# Aim of the task
Each entry below is to be duplicated verbatim.

━━━━━━━━━━━━━━━━━━━━

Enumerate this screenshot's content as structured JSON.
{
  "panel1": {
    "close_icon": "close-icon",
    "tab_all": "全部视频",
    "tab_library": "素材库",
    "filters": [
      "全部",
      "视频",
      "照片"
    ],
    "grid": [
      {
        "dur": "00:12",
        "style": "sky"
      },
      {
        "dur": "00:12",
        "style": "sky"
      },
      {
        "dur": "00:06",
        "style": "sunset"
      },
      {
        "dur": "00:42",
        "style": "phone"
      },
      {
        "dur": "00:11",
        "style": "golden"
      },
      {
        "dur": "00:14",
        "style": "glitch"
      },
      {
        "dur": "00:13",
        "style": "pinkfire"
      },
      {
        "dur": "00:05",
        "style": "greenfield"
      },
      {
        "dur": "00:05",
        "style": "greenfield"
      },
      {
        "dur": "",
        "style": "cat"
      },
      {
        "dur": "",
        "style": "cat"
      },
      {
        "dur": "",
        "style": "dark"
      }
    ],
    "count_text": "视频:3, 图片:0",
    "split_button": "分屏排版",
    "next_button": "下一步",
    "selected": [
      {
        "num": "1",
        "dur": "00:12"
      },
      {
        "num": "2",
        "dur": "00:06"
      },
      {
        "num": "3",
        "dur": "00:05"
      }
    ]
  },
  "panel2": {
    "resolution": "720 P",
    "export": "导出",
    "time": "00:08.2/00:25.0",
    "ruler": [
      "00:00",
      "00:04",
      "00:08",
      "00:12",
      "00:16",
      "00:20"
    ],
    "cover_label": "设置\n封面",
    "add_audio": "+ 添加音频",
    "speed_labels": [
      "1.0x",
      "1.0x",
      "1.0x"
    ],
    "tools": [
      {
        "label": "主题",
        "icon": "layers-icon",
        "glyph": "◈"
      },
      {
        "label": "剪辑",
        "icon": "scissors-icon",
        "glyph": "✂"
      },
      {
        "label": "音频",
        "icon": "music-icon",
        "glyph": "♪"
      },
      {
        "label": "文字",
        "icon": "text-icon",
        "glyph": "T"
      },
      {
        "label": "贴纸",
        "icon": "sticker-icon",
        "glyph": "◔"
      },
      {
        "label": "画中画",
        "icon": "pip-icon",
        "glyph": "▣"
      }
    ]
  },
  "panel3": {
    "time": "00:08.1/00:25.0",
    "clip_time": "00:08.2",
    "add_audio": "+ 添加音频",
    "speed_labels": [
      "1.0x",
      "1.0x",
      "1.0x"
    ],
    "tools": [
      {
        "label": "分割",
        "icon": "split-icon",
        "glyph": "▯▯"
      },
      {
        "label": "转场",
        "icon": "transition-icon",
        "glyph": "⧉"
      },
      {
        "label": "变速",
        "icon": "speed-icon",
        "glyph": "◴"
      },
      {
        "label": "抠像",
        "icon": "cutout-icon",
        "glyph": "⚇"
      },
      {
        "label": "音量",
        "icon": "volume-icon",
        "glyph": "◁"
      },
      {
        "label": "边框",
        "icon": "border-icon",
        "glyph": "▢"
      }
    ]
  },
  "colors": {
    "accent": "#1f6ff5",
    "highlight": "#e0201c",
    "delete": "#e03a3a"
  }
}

━━━━━━━━━━━━━━━━━━━━

# Result for this task
Enumerate this screenshot's content as structured JSON.
{
  "panel1": {
    "close_icon": "close-icon",
    "tab_all": "全部视频",
    "tab_library": "素材库",
    "filters": [
      "全部",
      "视频",
      "照片"
    ],
    "grid": [
      {
        "dur": "00:12",
        "style": "sky"
      },
      {
        "dur": "00:12",
        "style": "sky"
      },
      {
        "dur": "00:06",
        "style": "sunset"
      },
      {
        "dur": "00:42",
        "style": "phone"
      },
      {
        "dur": "00:11",
        "style": "golden"
      },
      {
        "dur": "00:14",
        "style": "glitch"
      },
      {
        "dur": "00:13",
        "style": "pinkfire"
      },
      {
        "dur": "00:05",
        "style": "greenfield"
      },
      {
        "dur": "00:05",
        "style": "greenfield"
      },
      {
        "dur": "",
        "style": "cat"
      },
      {
        "dur": "",
        "style": "cat"
      },
      {
        "dur": "",
        "style": "dark"
      }
    ],
    "count_text": "视频:3, 图片:0",
    "split_button": "分屏排版",
    "next_button": "下一步",
    "selected": [
      {
        "num": "1",
        "dur": "00:12"
      },
      {
        "num": "2",
        "dur": "00:06"
      },
      {
        "num": "3",
        "dur": "00:05"
      }
    ]
  },
  "panel2": {
    "resolution": "720 P",
    "export": "导出",
    "time": "00:08.2/00:25.0",
    "ruler": [
      "00:00",
      "00:04",
      "00:08",
      "00:12",
      "00:16",
      "00:20"
    ],
    "cover_label": "设置\n封面",
    "add_audio": "+ 添加音频",
    "speed_labels": [
      "1.0x",
      "1.0x",
      "1.0x"
    ],
    "tools": [
      {
        "label": "主题",
        "icon": "layers-icon",
        "glyph": "◈"
      },
      {
        "label": "剪辑",
        "icon": "scissors-icon",
        "glyph": "✂"
      },
      {
        "label": "音频",
        "icon": "music-icon",
        "glyph": "♪"
      },
      {
        "label": "文字",
        "icon": "text-icon",
        "glyph": "T"
      },
      {
        "label": "贴纸",
        "icon": "sticker-icon",
        "glyph": "◔"
      },
      {
        "label": "画中画",
        "icon": "pip-icon",
        "glyph": "▣"
      }
    ]
  },
  "panel3": {
    "time": "00:08.1/00:25.0",
    "clip_time": "00:08.2",
    "add_audio": "+ 添加音频",
    "speed_labels": [
      "1.0x",
      "1.0x",
      "1.0x"
    ],
    "tools": [
      {
        "label": "分割",
        "icon": "split-icon",
        "glyph": "▯▯"
      },
      {
        "label": "转场",
        "icon": "transition-icon",
        "glyph": "⧉"
      },
      {
        "label": "变速",
        "icon": "speed-icon",
        "glyph": "◴"
      },
      {
        "label": "抠像",
        "icon": "cutout-icon",
        "glyph": "⚇"
      },
      {
        "label": "音量",
        "icon": "volume-icon",
        "glyph": "◁"
      },
      {
        "label": "边框",
        "icon": "border-icon",
        "glyph": "▢"
      }
    ]
  },
  "colors": {
    "accent": "#1f6ff5",
    "highlight": "#e0201c",
    "delete": "#e03a3a"
  }
}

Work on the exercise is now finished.